SET PROBLEM: Copy the data verbatim, from its first line through the line that contains "q10-answer: 故答案为：. [148, 1053, 223, 1069]", including both ends.

[START OF RECORD SET]

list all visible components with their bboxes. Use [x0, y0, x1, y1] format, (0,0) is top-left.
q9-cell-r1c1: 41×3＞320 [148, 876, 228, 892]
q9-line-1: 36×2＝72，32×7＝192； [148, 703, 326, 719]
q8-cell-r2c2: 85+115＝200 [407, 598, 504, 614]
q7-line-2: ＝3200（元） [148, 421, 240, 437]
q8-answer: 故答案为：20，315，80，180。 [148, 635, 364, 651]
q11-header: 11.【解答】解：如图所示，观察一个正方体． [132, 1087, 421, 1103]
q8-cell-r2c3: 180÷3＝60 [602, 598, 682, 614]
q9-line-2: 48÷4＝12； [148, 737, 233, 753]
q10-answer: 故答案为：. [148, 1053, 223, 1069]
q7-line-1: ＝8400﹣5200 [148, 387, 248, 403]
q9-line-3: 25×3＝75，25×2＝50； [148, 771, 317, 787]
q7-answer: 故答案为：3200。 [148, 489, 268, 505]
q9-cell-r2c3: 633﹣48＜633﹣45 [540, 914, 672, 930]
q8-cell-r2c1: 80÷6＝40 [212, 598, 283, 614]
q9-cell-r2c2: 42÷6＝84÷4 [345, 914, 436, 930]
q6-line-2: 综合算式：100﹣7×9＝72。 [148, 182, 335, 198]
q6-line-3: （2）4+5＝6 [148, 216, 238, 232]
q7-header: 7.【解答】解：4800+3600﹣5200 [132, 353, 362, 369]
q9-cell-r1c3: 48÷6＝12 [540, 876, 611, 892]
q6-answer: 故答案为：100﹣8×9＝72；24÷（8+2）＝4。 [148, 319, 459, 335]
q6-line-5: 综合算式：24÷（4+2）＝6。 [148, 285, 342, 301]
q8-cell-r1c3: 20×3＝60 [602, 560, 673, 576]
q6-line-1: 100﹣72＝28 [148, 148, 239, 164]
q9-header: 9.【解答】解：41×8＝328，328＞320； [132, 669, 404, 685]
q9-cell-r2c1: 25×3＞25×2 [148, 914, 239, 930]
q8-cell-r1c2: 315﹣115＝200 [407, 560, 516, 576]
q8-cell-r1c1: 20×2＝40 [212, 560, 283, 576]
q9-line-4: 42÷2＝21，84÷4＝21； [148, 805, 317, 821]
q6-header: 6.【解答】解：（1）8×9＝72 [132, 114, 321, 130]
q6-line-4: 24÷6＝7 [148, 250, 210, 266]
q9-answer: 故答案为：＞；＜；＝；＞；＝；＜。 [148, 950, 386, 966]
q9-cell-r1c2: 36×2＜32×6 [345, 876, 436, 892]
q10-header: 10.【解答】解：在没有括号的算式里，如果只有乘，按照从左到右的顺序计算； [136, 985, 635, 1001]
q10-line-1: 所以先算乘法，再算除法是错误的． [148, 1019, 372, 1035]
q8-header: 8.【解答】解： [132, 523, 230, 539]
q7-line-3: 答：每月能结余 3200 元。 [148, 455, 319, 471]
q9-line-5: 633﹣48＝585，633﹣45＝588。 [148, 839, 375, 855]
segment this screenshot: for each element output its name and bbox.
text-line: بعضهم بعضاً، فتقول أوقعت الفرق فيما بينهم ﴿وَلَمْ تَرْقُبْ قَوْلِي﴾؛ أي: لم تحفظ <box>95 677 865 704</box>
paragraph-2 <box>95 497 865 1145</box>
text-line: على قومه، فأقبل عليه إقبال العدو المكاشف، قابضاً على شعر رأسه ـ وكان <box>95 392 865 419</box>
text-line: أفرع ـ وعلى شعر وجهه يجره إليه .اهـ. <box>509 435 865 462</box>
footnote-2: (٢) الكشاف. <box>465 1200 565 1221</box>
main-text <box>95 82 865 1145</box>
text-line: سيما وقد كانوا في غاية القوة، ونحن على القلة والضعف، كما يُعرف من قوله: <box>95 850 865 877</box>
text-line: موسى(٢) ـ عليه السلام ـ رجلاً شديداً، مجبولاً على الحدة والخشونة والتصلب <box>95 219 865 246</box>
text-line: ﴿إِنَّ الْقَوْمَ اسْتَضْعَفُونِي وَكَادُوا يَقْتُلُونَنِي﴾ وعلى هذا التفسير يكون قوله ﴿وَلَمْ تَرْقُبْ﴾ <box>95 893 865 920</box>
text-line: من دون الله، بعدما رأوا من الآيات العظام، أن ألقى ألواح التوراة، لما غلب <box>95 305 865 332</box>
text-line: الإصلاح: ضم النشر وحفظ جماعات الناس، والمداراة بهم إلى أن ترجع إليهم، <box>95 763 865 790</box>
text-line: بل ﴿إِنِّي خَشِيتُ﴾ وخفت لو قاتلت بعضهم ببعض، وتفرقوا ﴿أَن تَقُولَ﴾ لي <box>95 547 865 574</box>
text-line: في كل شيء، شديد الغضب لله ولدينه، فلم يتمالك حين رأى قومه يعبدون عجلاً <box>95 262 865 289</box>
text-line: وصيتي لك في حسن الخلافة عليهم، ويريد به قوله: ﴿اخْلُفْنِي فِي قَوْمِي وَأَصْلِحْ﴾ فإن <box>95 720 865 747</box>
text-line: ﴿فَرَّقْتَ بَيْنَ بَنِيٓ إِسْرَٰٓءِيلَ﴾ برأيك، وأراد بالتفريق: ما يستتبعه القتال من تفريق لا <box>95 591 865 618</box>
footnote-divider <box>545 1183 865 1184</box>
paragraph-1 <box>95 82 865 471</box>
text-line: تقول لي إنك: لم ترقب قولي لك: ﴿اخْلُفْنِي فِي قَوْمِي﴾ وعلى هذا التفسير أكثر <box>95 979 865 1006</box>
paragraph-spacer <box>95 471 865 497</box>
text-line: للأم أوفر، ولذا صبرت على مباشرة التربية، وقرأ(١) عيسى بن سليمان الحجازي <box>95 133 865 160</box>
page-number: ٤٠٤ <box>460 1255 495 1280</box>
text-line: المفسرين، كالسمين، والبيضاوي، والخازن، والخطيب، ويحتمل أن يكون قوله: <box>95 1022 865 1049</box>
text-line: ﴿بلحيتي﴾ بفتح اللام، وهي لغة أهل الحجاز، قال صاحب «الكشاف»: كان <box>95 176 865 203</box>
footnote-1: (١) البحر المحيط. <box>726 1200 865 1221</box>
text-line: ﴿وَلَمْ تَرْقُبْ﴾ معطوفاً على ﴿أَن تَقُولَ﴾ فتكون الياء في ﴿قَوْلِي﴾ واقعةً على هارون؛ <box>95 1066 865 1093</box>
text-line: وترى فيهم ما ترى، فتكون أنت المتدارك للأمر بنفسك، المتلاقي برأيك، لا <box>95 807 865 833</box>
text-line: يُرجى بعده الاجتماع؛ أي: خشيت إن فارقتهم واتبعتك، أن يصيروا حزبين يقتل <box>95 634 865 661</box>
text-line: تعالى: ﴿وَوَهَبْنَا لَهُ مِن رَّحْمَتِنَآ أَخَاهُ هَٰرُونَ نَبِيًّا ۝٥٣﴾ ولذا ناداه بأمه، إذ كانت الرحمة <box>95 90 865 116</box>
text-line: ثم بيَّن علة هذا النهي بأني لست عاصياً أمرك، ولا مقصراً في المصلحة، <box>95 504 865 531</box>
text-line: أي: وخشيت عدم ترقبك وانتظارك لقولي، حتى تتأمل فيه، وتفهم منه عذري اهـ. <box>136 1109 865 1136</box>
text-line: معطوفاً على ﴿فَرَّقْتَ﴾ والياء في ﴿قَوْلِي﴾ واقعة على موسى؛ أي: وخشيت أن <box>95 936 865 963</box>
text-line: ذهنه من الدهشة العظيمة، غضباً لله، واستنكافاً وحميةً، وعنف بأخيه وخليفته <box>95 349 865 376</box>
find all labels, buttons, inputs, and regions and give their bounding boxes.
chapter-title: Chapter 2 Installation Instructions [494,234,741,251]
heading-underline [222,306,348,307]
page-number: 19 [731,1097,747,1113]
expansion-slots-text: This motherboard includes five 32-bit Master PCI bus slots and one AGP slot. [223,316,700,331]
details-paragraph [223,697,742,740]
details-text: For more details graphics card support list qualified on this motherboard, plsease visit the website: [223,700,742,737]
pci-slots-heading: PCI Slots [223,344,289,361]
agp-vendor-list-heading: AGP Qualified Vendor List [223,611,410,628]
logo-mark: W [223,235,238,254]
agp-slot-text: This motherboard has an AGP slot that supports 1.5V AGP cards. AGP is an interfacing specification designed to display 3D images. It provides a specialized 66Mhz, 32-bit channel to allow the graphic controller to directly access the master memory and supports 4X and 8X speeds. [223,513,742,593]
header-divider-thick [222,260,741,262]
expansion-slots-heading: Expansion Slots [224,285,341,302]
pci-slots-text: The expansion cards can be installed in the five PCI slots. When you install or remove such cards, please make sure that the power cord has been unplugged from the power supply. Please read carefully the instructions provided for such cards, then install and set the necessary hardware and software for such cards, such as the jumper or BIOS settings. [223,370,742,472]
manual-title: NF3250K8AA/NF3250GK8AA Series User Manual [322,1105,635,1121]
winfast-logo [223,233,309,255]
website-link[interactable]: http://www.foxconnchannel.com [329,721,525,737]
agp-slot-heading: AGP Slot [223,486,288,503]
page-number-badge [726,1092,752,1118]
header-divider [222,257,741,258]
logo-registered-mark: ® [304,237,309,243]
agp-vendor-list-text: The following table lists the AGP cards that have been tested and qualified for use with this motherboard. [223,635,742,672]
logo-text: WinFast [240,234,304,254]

[END OF RECORD SET]

RESULT OF THIS TASK:
list all visible components with their bboxes. Use [x0, y0, x1, y1] format, (0,0) is top-left.
q9-cell-r1c1: 41×3＞320 [148, 876, 228, 892]
q9-line-1: 36×2＝72，32×7＝192； [148, 703, 326, 719]
q8-cell-r2c2: 85+115＝200 [407, 598, 504, 614]
q7-line-2: ＝3200（元） [148, 421, 240, 437]
q8-answer: 故答案为：20，315，80，180。 [148, 635, 364, 651]
q11-header: 11.【解答】解：如图所示，观察一个正方体． [132, 1087, 421, 1103]
q8-cell-r2c3: 180÷3＝60 [602, 598, 682, 614]
q9-line-2: 48÷4＝12； [148, 737, 233, 753]
q10-answer: 故答案为：. [148, 1053, 223, 1069]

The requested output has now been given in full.